_THE REQUEST_
In full and without deviation, write out the entries that follow.

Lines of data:
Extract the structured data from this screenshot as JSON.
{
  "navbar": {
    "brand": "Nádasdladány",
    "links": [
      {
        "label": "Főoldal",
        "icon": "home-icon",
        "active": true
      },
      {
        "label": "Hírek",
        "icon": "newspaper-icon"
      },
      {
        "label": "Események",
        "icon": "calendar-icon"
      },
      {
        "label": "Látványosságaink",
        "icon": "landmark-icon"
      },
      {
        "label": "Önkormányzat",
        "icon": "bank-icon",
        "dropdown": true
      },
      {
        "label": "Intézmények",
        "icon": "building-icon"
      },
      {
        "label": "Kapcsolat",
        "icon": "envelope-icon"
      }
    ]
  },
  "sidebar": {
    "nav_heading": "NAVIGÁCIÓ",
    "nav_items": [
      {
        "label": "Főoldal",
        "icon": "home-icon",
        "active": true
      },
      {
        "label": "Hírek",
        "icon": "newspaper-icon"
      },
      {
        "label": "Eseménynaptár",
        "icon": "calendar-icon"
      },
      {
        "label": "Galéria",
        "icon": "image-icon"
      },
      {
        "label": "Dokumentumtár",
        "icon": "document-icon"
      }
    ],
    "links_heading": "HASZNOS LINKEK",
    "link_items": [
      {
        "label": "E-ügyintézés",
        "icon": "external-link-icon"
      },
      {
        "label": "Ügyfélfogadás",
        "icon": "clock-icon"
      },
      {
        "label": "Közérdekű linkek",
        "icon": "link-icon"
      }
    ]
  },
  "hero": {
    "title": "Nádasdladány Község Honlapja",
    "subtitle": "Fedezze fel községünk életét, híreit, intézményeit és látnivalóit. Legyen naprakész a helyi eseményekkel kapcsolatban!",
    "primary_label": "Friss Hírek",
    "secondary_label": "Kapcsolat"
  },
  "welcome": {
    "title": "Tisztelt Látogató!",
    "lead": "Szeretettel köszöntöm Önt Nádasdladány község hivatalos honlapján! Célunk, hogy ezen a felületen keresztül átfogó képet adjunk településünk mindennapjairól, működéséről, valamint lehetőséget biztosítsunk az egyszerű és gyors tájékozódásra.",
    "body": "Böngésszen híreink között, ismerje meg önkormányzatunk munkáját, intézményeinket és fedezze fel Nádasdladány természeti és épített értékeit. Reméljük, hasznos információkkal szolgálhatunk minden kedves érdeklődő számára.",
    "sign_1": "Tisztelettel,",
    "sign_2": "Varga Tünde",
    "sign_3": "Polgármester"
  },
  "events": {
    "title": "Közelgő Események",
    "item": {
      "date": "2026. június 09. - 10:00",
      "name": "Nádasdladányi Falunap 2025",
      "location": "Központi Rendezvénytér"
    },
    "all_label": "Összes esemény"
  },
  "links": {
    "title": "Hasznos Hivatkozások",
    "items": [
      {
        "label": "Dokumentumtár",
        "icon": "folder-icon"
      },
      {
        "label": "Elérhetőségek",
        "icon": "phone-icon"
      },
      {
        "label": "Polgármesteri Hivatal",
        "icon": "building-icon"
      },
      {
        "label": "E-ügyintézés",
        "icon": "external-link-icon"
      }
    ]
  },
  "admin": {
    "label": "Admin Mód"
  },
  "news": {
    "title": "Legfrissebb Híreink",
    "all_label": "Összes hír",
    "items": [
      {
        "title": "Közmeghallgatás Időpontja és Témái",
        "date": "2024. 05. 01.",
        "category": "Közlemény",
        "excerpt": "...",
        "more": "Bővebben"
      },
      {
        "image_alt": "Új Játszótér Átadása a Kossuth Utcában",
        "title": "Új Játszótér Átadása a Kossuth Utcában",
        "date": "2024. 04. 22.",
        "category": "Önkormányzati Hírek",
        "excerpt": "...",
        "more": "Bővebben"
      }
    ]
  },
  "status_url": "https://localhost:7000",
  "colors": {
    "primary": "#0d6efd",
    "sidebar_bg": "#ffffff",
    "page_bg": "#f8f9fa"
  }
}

_RESULT OF THE EXERCISE_
Extract the structured data from this screenshot as JSON.
{
  "navbar": {
    "brand": "Nádasdladány",
    "links": [
      {
        "label": "Főoldal",
        "icon": "home-icon",
        "active": true
      },
      {
        "label": "Hírek",
        "icon": "newspaper-icon"
      },
      {
        "label": "Események",
        "icon": "calendar-icon"
      },
      {
        "label": "Látványosságaink",
        "icon": "landmark-icon"
      },
      {
        "label": "Önkormányzat",
        "icon": "bank-icon",
        "dropdown": true
      },
      {
        "label": "Intézmények",
        "icon": "building-icon"
      },
      {
        "label": "Kapcsolat",
        "icon": "envelope-icon"
      }
    ]
  },
  "sidebar": {
    "nav_heading": "NAVIGÁCIÓ",
    "nav_items": [
      {
        "label": "Főoldal",
        "icon": "home-icon",
        "active": true
      },
      {
        "label": "Hírek",
        "icon": "newspaper-icon"
      },
      {
        "label": "Eseménynaptár",
        "icon": "calendar-icon"
      },
      {
        "label": "Galéria",
        "icon": "image-icon"
      },
      {
        "label": "Dokumentumtár",
        "icon": "document-icon"
      }
    ],
    "links_heading": "HASZNOS LINKEK",
    "link_items": [
      {
        "label": "E-ügyintézés",
        "icon": "external-link-icon"
      },
      {
        "label": "Ügyfélfogadás",
        "icon": "clock-icon"
      },
      {
        "label": "Közérdekű linkek",
        "icon": "link-icon"
      }
    ]
  },
  "hero": {
    "title": "Nádasdladány Község Honlapja",
    "subtitle": "Fedezze fel községünk életét, híreit, intézményeit és látnivalóit. Legyen naprakész a helyi eseményekkel kapcsolatban!",
    "primary_label": "Friss Hírek",
    "secondary_label": "Kapcsolat"
  },
  "welcome": {
    "title": "Tisztelt Látogató!",
    "lead": "Szeretettel köszöntöm Önt Nádasdladány község hivatalos honlapján! Célunk, hogy ezen a felületen keresztül átfogó képet adjunk településünk mindennapjairól, működéséről, valamint lehetőséget biztosítsunk az egyszerű és gyors tájékozódásra.",
    "body": "Böngésszen híreink között, ismerje meg önkormányzatunk munkáját, intézményeinket és fedezze fel Nádasdladány természeti és épített értékeit. Reméljük, hasznos információkkal szolgálhatunk minden kedves érdeklődő számára.",
    "sign_1": "Tisztelettel,",
    "sign_2": "Varga Tünde",
    "sign_3": "Polgármester"
  },
  "events": {
    "title": "Közelgő Események",
    "item": {
      "date": "2026. június 09. - 10:00",
      "name": "Nádasdladányi Falunap 2025",
      "location": "Központi Rendezvénytér"
    },
    "all_label": "Összes esemény"
  },
  "links": {
    "title": "Hasznos Hivatkozások",
    "items": [
      {
        "label": "Dokumentumtár",
        "icon": "folder-icon"
      },
      {
        "label": "Elérhetőségek",
        "icon": "phone-icon"
      },
      {
        "label": "Polgármesteri Hivatal",
        "icon": "building-icon"
      },
      {
        "label": "E-ügyintézés",
        "icon": "external-link-icon"
      }
    ]
  },
  "admin": {
    "label": "Admin Mód"
  },
  "news": {
    "title": "Legfrissebb Híreink",
    "all_label": "Összes hír",
    "items": [
      {
        "title": "Közmeghallgatás Időpontja és Témái",
        "date": "2024. 05. 01.",
        "category": "Közlemény",
        "excerpt": "...",
        "more": "Bővebben"
      },
      {
        "image_alt": "Új Játszótér Átadása a Kossuth Utcában",
        "title": "Új Játszótér Átadása a Kossuth Utcában",
        "date": "2024. 04. 22.",
        "category": "Önkormányzati Hírek",
        "excerpt": "...",
        "more": "Bővebben"
      }
    ]
  },
  "status_url": "https://localhost:7000",
  "colors": {
    "primary": "#0d6efd",
    "sidebar_bg": "#ffffff",
    "page_bg": "#f8f9fa"
  }
}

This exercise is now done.